**Required work**. Return the listing below verbatim. Pictures do not belong in the copy.

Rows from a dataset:
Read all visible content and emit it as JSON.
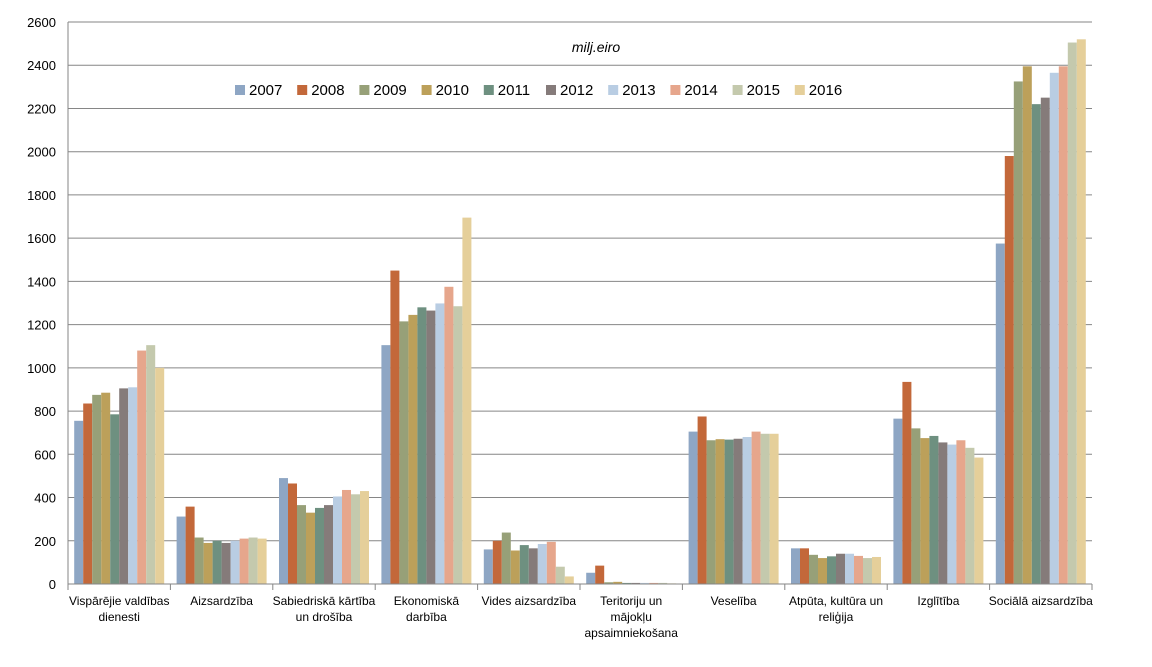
{
  "chart_data": {
    "type": "bar",
    "unit_label": "milj.eiro",
    "ylim": [
      0,
      2600
    ],
    "yticks": [
      0,
      200,
      400,
      600,
      800,
      1000,
      1200,
      1400,
      1600,
      1800,
      2000,
      2200,
      2400,
      2600
    ],
    "grid": true,
    "legend_position": "top",
    "categories": [
      [
        "Vispārējie valdības",
        "dienesti"
      ],
      [
        "Aizsardzība"
      ],
      [
        "Sabiedriskā kārtība",
        "un drošība"
      ],
      [
        "Ekonomiskā",
        "darbība"
      ],
      [
        "Vides aizsardzība"
      ],
      [
        "Teritoriju un",
        "mājokļu",
        "apsaimniekošana"
      ],
      [
        "Veselība"
      ],
      [
        "Atpūta, kultūra un",
        "reliģija"
      ],
      [
        "Izglītība"
      ],
      [
        "Sociālā aizsardzība"
      ]
    ],
    "series": [
      {
        "name": "2007",
        "color": "#8ea6c4",
        "values": [
          755,
          312,
          490,
          1105,
          160,
          52,
          705,
          165,
          765,
          1575
        ]
      },
      {
        "name": "2008",
        "color": "#c3683a",
        "values": [
          835,
          358,
          465,
          1450,
          200,
          85,
          775,
          165,
          935,
          1980
        ]
      },
      {
        "name": "2009",
        "color": "#97a078",
        "values": [
          875,
          215,
          365,
          1215,
          238,
          8,
          665,
          135,
          720,
          2325
        ]
      },
      {
        "name": "2010",
        "color": "#bca05a",
        "values": [
          885,
          190,
          330,
          1245,
          155,
          10,
          670,
          120,
          675,
          2395
        ]
      },
      {
        "name": "2011",
        "color": "#6e9080",
        "values": [
          785,
          200,
          352,
          1280,
          180,
          5,
          668,
          128,
          685,
          2220
        ]
      },
      {
        "name": "2012",
        "color": "#857b7a",
        "values": [
          905,
          190,
          365,
          1265,
          165,
          5,
          672,
          140,
          655,
          2250
        ]
      },
      {
        "name": "2013",
        "color": "#b9cde3",
        "values": [
          910,
          200,
          405,
          1298,
          185,
          5,
          680,
          140,
          645,
          2365
        ]
      },
      {
        "name": "2014",
        "color": "#e6a68c",
        "values": [
          1080,
          210,
          435,
          1375,
          195,
          5,
          705,
          130,
          665,
          2395
        ]
      },
      {
        "name": "2015",
        "color": "#c4c9ad",
        "values": [
          1105,
          215,
          415,
          1285,
          80,
          5,
          695,
          120,
          630,
          2505
        ]
      },
      {
        "name": "2016",
        "color": "#e5cf9a",
        "values": [
          1000,
          210,
          430,
          1695,
          35,
          3,
          695,
          125,
          585,
          2520
        ]
      }
    ]
  }
}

**Response to this task**.
Read all visible content and emit it as JSON.
{
  "chart_data": {
    "type": "bar",
    "unit_label": "milj.eiro",
    "ylim": [
      0,
      2600
    ],
    "yticks": [
      0,
      200,
      400,
      600,
      800,
      1000,
      1200,
      1400,
      1600,
      1800,
      2000,
      2200,
      2400,
      2600
    ],
    "grid": true,
    "legend_position": "top",
    "categories": [
      [
        "Vispārējie valdības",
        "dienesti"
      ],
      [
        "Aizsardzība"
      ],
      [
        "Sabiedriskā kārtība",
        "un drošība"
      ],
      [
        "Ekonomiskā",
        "darbība"
      ],
      [
        "Vides aizsardzība"
      ],
      [
        "Teritoriju un",
        "mājokļu",
        "apsaimniekošana"
      ],
      [
        "Veselība"
      ],
      [
        "Atpūta, kultūra un",
        "reliģija"
      ],
      [
        "Izglītība"
      ],
      [
        "Sociālā aizsardzība"
      ]
    ],
    "series": [
      {
        "name": "2007",
        "color": "#8ea6c4",
        "values": [
          755,
          312,
          490,
          1105,
          160,
          52,
          705,
          165,
          765,
          1575
        ]
      },
      {
        "name": "2008",
        "color": "#c3683a",
        "values": [
          835,
          358,
          465,
          1450,
          200,
          85,
          775,
          165,
          935,
          1980
        ]
      },
      {
        "name": "2009",
        "color": "#97a078",
        "values": [
          875,
          215,
          365,
          1215,
          238,
          8,
          665,
          135,
          720,
          2325
        ]
      },
      {
        "name": "2010",
        "color": "#bca05a",
        "values": [
          885,
          190,
          330,
          1245,
          155,
          10,
          670,
          120,
          675,
          2395
        ]
      },
      {
        "name": "2011",
        "color": "#6e9080",
        "values": [
          785,
          200,
          352,
          1280,
          180,
          5,
          668,
          128,
          685,
          2220
        ]
      },
      {
        "name": "2012",
        "color": "#857b7a",
        "values": [
          905,
          190,
          365,
          1265,
          165,
          5,
          672,
          140,
          655,
          2250
        ]
      },
      {
        "name": "2013",
        "color": "#b9cde3",
        "values": [
          910,
          200,
          405,
          1298,
          185,
          5,
          680,
          140,
          645,
          2365
        ]
      },
      {
        "name": "2014",
        "color": "#e6a68c",
        "values": [
          1080,
          210,
          435,
          1375,
          195,
          5,
          705,
          130,
          665,
          2395
        ]
      },
      {
        "name": "2015",
        "color": "#c4c9ad",
        "values": [
          1105,
          215,
          415,
          1285,
          80,
          5,
          695,
          120,
          630,
          2505
        ]
      },
      {
        "name": "2016",
        "color": "#e5cf9a",
        "values": [
          1000,
          210,
          430,
          1695,
          35,
          3,
          695,
          125,
          585,
          2520
        ]
      }
    ]
  }
}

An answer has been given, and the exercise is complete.